[Objective] Among the lines of this listing, determine how many contain the string "Pilih". Answer with the number only.

[Records from a dataset]
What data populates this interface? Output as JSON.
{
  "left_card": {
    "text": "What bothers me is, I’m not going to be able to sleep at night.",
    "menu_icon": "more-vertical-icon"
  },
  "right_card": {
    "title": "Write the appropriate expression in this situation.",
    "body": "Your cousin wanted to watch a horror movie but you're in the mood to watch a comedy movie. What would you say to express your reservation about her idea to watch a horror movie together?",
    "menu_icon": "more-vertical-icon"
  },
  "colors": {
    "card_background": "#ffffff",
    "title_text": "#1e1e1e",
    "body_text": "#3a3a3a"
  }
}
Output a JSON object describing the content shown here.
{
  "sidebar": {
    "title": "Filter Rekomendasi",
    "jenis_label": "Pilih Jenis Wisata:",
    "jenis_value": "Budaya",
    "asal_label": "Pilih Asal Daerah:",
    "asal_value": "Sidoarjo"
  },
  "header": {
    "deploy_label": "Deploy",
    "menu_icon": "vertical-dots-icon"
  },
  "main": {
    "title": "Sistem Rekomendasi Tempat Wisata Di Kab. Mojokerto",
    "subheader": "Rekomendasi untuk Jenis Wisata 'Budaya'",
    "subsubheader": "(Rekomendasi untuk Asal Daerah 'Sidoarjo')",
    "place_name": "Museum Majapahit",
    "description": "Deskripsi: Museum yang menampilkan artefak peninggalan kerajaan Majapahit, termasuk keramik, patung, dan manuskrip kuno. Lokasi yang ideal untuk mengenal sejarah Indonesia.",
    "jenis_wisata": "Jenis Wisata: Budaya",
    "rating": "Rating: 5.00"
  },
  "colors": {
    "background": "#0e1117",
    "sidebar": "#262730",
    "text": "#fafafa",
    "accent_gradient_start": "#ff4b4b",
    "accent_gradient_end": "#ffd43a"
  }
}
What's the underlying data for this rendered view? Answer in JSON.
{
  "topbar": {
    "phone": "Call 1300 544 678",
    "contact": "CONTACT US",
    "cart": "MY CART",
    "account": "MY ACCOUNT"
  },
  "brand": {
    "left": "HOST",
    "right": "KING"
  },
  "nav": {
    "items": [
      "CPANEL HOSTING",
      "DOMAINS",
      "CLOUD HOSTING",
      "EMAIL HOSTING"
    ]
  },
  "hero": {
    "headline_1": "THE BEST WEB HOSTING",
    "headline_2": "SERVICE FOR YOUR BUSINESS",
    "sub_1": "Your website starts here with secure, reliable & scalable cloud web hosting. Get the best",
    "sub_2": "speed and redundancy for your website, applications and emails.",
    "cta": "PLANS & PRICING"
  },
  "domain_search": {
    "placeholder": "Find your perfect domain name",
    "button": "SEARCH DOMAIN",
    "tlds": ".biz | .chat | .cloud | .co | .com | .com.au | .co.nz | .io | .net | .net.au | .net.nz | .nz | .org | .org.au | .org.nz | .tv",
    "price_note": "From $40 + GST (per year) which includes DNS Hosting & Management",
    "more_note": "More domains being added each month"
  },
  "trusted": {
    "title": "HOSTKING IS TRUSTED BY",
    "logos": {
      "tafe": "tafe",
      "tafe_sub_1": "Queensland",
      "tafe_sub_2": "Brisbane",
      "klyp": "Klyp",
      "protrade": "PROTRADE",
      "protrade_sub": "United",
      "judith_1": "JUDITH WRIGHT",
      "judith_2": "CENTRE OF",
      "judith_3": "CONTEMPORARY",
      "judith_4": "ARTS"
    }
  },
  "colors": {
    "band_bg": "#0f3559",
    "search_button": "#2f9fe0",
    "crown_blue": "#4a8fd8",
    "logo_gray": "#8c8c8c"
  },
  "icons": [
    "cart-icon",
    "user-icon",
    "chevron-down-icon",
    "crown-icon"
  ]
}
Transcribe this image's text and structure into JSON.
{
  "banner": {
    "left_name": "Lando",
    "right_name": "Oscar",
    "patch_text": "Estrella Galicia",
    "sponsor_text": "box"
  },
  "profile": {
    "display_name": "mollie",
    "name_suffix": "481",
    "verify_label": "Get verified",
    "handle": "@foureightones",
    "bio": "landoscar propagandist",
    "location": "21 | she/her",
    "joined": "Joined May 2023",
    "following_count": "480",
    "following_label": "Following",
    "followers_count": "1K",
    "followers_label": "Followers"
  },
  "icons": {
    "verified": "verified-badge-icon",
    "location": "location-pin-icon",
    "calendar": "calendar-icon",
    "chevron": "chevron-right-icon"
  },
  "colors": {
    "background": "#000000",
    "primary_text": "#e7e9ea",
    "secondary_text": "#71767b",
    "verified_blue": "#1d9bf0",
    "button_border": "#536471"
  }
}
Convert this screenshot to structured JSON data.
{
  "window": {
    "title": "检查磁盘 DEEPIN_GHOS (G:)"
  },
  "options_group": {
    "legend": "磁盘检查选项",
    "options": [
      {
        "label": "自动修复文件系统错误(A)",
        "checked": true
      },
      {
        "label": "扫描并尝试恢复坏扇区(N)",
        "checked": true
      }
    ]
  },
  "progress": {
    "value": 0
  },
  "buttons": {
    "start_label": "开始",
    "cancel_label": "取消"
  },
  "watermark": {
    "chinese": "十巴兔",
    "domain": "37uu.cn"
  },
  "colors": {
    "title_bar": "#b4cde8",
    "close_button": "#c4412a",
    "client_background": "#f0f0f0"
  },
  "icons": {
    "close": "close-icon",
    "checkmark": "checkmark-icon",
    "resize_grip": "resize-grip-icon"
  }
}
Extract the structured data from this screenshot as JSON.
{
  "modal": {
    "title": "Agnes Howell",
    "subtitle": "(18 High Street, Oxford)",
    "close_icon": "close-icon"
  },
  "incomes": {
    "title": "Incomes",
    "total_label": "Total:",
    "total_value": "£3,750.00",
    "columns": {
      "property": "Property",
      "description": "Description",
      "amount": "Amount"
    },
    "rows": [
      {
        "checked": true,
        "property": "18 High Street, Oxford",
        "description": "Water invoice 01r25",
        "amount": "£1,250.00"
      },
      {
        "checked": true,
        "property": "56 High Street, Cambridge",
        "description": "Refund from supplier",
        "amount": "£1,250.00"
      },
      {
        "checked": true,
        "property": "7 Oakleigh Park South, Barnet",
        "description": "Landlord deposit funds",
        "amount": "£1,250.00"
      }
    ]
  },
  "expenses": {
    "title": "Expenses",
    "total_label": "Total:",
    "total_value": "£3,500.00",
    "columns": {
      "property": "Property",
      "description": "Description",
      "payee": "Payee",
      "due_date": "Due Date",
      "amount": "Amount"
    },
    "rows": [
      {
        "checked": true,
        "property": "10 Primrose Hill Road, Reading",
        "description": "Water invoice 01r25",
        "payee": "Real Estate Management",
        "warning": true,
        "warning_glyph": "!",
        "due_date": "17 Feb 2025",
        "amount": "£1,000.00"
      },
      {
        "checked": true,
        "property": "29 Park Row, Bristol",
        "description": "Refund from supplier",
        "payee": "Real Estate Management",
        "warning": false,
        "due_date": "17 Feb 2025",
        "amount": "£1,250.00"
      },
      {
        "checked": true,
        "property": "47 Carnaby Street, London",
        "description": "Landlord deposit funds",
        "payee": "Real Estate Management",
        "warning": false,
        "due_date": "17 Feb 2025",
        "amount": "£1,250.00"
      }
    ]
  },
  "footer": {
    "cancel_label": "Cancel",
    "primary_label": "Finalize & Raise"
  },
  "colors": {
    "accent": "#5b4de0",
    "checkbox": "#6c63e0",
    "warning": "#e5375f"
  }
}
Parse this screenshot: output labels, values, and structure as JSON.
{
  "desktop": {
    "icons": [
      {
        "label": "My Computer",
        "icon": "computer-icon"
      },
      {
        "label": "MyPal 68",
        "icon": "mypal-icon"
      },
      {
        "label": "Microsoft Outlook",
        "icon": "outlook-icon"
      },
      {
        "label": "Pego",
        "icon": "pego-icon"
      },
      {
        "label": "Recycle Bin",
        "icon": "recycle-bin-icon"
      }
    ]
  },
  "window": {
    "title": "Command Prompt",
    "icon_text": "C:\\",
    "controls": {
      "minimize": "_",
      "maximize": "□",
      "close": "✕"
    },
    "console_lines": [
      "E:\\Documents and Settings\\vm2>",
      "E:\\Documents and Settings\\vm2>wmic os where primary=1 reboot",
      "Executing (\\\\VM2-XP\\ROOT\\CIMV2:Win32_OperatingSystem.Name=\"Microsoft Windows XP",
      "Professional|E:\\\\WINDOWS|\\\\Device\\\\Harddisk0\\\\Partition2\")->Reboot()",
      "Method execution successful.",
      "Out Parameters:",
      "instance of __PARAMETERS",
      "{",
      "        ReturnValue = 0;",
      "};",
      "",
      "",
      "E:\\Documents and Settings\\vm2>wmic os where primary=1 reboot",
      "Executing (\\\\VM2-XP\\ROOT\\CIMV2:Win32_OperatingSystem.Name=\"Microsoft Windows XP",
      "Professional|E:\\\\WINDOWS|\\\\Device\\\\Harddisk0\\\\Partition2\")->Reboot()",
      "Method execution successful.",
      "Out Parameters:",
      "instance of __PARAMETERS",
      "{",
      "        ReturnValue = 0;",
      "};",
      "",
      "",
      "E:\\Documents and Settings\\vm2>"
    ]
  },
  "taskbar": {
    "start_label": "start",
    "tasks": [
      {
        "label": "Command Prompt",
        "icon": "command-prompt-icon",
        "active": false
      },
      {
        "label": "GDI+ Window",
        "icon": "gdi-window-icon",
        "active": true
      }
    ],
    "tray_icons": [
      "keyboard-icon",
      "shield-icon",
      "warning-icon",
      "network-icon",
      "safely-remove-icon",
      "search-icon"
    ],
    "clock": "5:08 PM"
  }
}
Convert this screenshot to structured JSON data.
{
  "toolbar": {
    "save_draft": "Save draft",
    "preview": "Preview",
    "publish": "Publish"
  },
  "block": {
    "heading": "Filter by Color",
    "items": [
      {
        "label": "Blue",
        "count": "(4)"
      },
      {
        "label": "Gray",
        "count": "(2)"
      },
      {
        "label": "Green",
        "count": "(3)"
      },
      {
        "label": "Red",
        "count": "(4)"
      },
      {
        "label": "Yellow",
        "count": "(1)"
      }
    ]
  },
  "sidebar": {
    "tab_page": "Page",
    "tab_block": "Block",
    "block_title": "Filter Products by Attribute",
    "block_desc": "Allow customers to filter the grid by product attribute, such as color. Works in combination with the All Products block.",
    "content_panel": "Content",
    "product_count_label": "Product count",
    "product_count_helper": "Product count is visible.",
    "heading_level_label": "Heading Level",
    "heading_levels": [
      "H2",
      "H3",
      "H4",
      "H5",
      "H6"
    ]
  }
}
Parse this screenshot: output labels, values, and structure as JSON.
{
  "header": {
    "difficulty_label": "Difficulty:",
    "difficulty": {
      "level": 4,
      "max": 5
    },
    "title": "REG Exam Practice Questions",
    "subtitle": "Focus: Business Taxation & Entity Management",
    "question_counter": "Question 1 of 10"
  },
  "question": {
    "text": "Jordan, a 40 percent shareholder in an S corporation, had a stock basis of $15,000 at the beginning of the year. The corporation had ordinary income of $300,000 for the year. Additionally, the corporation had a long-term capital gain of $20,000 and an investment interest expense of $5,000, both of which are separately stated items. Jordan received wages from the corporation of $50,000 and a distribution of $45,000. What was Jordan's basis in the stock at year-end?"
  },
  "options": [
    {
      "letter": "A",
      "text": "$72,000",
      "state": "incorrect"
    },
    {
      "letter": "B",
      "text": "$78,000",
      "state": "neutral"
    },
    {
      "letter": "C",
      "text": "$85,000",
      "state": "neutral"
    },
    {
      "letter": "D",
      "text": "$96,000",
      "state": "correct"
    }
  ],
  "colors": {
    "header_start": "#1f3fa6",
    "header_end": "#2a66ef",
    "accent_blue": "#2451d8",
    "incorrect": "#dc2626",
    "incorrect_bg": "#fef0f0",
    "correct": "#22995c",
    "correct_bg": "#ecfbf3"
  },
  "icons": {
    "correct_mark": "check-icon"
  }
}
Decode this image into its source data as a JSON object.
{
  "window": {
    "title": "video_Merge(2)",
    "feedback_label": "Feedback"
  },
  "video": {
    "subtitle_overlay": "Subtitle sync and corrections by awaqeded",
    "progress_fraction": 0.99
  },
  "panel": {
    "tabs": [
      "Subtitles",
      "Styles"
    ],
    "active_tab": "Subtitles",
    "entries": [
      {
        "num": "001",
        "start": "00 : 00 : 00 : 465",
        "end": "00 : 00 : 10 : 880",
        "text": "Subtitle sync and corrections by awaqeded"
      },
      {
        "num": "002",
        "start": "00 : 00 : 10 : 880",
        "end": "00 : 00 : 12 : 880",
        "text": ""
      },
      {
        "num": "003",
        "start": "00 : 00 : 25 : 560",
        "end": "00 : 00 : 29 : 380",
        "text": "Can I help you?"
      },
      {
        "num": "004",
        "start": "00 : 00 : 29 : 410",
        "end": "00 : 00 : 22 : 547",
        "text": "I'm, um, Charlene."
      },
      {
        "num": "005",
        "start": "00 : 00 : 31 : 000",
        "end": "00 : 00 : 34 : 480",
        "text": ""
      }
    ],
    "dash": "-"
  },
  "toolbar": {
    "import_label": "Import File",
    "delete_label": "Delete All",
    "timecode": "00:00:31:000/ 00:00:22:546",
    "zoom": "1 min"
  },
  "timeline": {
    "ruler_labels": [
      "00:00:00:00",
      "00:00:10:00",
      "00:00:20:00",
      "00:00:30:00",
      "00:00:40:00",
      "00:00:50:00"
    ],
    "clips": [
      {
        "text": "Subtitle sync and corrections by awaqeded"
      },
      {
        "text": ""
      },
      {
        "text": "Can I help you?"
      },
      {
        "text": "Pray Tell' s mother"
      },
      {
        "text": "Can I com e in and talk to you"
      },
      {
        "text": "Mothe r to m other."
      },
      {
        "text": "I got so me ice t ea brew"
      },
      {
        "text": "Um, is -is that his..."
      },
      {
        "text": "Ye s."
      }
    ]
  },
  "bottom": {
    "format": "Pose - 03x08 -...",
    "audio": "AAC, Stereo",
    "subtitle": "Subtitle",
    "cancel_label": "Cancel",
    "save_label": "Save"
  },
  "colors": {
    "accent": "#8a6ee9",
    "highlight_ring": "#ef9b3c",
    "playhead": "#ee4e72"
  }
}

[Solution to the exercise] 2